What is expected: Output the data below in full, byte for byte. Nothing may differ.

-- START --

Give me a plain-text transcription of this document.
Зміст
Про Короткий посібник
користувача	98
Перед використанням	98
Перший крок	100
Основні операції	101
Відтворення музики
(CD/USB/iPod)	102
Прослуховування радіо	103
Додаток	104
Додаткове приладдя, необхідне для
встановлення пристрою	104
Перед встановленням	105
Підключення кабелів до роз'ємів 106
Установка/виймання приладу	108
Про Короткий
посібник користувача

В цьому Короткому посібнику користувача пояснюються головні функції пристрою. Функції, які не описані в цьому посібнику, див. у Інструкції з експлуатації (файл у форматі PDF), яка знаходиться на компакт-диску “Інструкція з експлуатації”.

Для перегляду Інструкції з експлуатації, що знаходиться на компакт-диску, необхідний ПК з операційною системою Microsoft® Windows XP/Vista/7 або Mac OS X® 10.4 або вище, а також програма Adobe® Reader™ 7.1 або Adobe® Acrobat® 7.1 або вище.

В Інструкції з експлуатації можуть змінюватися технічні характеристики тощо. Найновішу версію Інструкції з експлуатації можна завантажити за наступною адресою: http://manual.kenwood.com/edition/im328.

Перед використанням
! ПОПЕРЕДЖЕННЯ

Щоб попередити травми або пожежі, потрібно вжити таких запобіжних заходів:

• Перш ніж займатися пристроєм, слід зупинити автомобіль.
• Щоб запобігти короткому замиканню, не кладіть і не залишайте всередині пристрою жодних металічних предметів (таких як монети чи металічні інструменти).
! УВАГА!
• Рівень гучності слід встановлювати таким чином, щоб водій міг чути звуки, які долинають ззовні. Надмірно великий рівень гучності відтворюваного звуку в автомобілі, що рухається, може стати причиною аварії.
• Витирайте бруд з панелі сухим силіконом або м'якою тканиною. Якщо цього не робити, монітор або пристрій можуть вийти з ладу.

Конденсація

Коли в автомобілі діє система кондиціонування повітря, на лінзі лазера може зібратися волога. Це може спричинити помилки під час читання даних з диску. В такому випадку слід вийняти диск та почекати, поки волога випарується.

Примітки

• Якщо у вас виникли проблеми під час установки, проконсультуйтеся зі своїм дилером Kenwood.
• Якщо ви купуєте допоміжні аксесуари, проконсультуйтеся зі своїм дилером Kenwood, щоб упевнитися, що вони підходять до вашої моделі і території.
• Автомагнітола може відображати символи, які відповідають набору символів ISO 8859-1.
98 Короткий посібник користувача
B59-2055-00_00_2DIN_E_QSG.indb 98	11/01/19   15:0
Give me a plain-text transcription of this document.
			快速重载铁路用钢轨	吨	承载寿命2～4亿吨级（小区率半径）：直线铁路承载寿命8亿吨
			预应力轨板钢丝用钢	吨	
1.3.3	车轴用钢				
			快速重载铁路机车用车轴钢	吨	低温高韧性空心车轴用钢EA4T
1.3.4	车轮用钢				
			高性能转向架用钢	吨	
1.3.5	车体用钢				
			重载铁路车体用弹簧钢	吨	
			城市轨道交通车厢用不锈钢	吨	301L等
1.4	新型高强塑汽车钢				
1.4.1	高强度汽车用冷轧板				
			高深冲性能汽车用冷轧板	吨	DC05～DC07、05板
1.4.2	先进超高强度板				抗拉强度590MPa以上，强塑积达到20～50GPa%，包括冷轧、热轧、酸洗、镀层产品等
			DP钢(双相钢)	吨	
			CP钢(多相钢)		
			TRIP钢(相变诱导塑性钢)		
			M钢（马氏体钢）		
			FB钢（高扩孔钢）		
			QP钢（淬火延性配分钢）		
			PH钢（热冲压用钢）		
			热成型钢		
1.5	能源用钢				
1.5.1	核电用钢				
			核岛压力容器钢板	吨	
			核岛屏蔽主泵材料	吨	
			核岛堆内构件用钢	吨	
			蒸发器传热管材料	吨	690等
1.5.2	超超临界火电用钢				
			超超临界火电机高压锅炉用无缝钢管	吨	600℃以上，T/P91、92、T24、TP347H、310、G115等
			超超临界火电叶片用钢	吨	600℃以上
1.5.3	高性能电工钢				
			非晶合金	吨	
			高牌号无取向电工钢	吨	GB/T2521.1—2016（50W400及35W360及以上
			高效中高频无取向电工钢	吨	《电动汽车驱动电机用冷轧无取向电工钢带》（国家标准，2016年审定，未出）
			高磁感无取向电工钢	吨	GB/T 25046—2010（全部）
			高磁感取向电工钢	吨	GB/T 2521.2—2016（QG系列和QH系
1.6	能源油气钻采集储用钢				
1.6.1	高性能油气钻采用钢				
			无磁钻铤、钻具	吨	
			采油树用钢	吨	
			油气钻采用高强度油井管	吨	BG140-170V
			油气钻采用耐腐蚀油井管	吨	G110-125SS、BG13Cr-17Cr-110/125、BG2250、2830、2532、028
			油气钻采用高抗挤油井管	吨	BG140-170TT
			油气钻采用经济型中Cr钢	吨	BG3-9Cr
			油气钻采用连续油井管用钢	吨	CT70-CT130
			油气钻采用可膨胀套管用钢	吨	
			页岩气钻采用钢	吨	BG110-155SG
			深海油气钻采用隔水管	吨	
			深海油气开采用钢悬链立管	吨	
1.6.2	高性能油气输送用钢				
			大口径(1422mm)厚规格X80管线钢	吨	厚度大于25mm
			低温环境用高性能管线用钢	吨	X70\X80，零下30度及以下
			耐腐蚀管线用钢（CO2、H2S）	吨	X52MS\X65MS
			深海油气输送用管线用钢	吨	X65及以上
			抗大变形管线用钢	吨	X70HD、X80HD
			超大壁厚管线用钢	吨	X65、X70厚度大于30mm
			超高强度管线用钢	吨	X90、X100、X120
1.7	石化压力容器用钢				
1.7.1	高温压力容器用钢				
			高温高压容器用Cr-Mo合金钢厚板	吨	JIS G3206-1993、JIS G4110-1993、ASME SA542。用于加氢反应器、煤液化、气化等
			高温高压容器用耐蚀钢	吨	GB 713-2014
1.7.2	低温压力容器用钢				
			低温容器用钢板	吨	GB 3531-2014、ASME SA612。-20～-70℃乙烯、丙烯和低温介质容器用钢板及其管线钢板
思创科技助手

-- END --

Completed exercise:
Give me a plain-text transcription of this document.
Зміст
Про Короткий посібник
користувача	98
Перед використанням	98
Перший крок	100
Основні операції	101
Відтворення музики
(CD/USB/iPod)	102
Прослуховування радіо	103
Додаток	104
Додаткове приладдя, необхідне для
встановлення пристрою	104
Перед встановленням	105
Підключення кабелів до роз'ємів 106
Установка/виймання приладу	108
Про Короткий
посібник користувача

В цьому Короткому посібнику користувача пояснюються головні функції пристрою. Функції, які не описані в цьому посібнику, див. у Інструкції з експлуатації (файл у форматі PDF), яка знаходиться на компакт-диску “Інструкція з експлуатації”.

Для перегляду Інструкції з експлуатації, що знаходиться на компакт-диску, необхідний ПК з операційною системою Microsoft® Windows XP/Vista/7 або Mac OS X® 10.4 або вище, а також програма Adobe® Reader™ 7.1 або Adobe® Acrobat® 7.1 або вище.

В Інструкції з експлуатації можуть змінюватися технічні характеристики тощо. Найновішу версію Інструкції з експлуатації можна завантажити за наступною адресою: http://manual.kenwood.com/edition/im328.

Перед використанням
! ПОПЕРЕДЖЕННЯ

Щоб попередити травми або пожежі, потрібно вжити таких запобіжних заходів:

• Перш ніж займатися пристроєм, слід зупинити автомобіль.
• Щоб запобігти короткому замиканню, не кладіть і не залишайте всередині пристрою жодних металічних предметів (таких як монети чи металічні інструменти).
! УВАГА!
• Рівень гучності слід встановлювати таким чином, щоб водій міг чути звуки, які долинають ззовні. Надмірно великий рівень гучності відтворюваного звуку в автомобілі, що рухається, може стати причиною аварії.
• Витирайте бруд з панелі сухим силіконом або м'якою тканиною. Якщо цього не робити, монітор або пристрій можуть вийти з ладу.

Конденсація

Коли в автомобілі діє система кондиціонування повітря, на лінзі лазера може зібратися волога. Це може спричинити помилки під час читання даних з диску. В такому випадку слід вийняти диск та почекати, поки волога випарується.

Примітки

• Якщо у вас виникли проблеми під час установки, проконсультуйтеся зі своїм дилером Kenwood.
• Якщо ви купуєте допоміжні аксесуари, проконсультуйтеся зі своїм дилером Kenwood, щоб упевнитися, що вони підходять до вашої моделі і території.
• Автомагнітола може відображати символи, які відповідають набору символів ISO 8859-1.
98 Короткий посібник користувача
B59-2055-00_00_2DIN_E_QSG.indb 98	11/01/19   15:0
Give me a plain-text transcription of this document.
			快速重载铁路用钢轨	吨	承载寿命2～4亿吨级（小区率半径）：直线铁路承载寿命8亿吨
			预应力轨板钢丝用钢	吨	
1.3.3	车轴用钢				
			快速重载铁路机车用车轴钢	吨	低温高韧性空心车轴用钢EA4T
1.3.4	车轮用钢				
			高性能转向架用钢	吨	
1.3.5	车体用钢				
			重载铁路车体用弹簧钢	吨	
			城市轨道交通车厢用不锈钢	吨	301L等
1.4	新型高强塑汽车钢				
1.4.1	高强度汽车用冷轧板				
			高深冲性能汽车用冷轧板	吨	DC05～DC07、05板
1.4.2	先进超高强度板				抗拉强度590MPa以上，强塑积达到20～50GPa%，包括冷轧、热轧、酸洗、镀层产品等
			DP钢(双相钢)	吨	
			CP钢(多相钢)		
			TRIP钢(相变诱导塑性钢)		
			M钢（马氏体钢）		
			FB钢（高扩孔钢）		
			QP钢（淬火延性配分钢）		
			PH钢（热冲压用钢）		
			热成型钢		
1.5	能源用钢				
1.5.1	核电用钢				
			核岛压力容器钢板	吨	
			核岛屏蔽主泵材料	吨	
			核岛堆内构件用钢	吨	
			蒸发器传热管材料	吨	690等
1.5.2	超超临界火电用钢				
			超超临界火电机高压锅炉用无缝钢管	吨	600℃以上，T/P91、92、T24、TP347H、310、G115等
			超超临界火电叶片用钢	吨	600℃以上
1.5.3	高性能电工钢				
			非晶合金	吨	
			高牌号无取向电工钢	吨	GB/T2521.1—2016（50W400及35W360及以上
			高效中高频无取向电工钢	吨	《电动汽车驱动电机用冷轧无取向电工钢带》（国家标准，2016年审定，未出）
			高磁感无取向电工钢	吨	GB/T 25046—2010（全部）
			高磁感取向电工钢	吨	GB/T 2521.2—2016（QG系列和QH系
1.6	能源油气钻采集储用钢				
1.6.1	高性能油气钻采用钢				
			无磁钻铤、钻具	吨	
			采油树用钢	吨	
			油气钻采用高强度油井管	吨	BG140-170V
			油气钻采用耐腐蚀油井管	吨	G110-125SS、BG13Cr-17Cr-110/125、BG2250、2830、2532、028
			油气钻采用高抗挤油井管	吨	BG140-170TT
			油气钻采用经济型中Cr钢	吨	BG3-9Cr
			油气钻采用连续油井管用钢	吨	CT70-CT130
			油气钻采用可膨胀套管用钢	吨	
			页岩气钻采用钢	吨	BG110-155SG
			深海油气钻采用隔水管	吨	
			深海油气开采用钢悬链立管	吨	
1.6.2	高性能油气输送用钢				
			大口径(1422mm)厚规格X80管线钢	吨	厚度大于25mm
			低温环境用高性能管线用钢	吨	X70\X80，零下30度及以下
			耐腐蚀管线用钢（CO2、H2S）	吨	X52MS\X65MS
			深海油气输送用管线用钢	吨	X65及以上
			抗大变形管线用钢	吨	X70HD、X80HD
			超大壁厚管线用钢	吨	X65、X70厚度大于30mm
			超高强度管线用钢	吨	X90、X100、X120
1.7	石化压力容器用钢				
1.7.1	高温压力容器用钢				
			高温高压容器用Cr-Mo合金钢厚板	吨	JIS G3206-1993、JIS G4110-1993、ASME SA542。用于加氢反应器、煤液化、气化等
			高温高压容器用耐蚀钢	吨	GB 713-2014
1.7.2	低温压力容器用钢				
			低温容器用钢板	吨	GB 3531-2014、ASME SA612。-20～-70℃乙烯、丙烯和低温介质容器用钢板及其管线钢板
思创科技助手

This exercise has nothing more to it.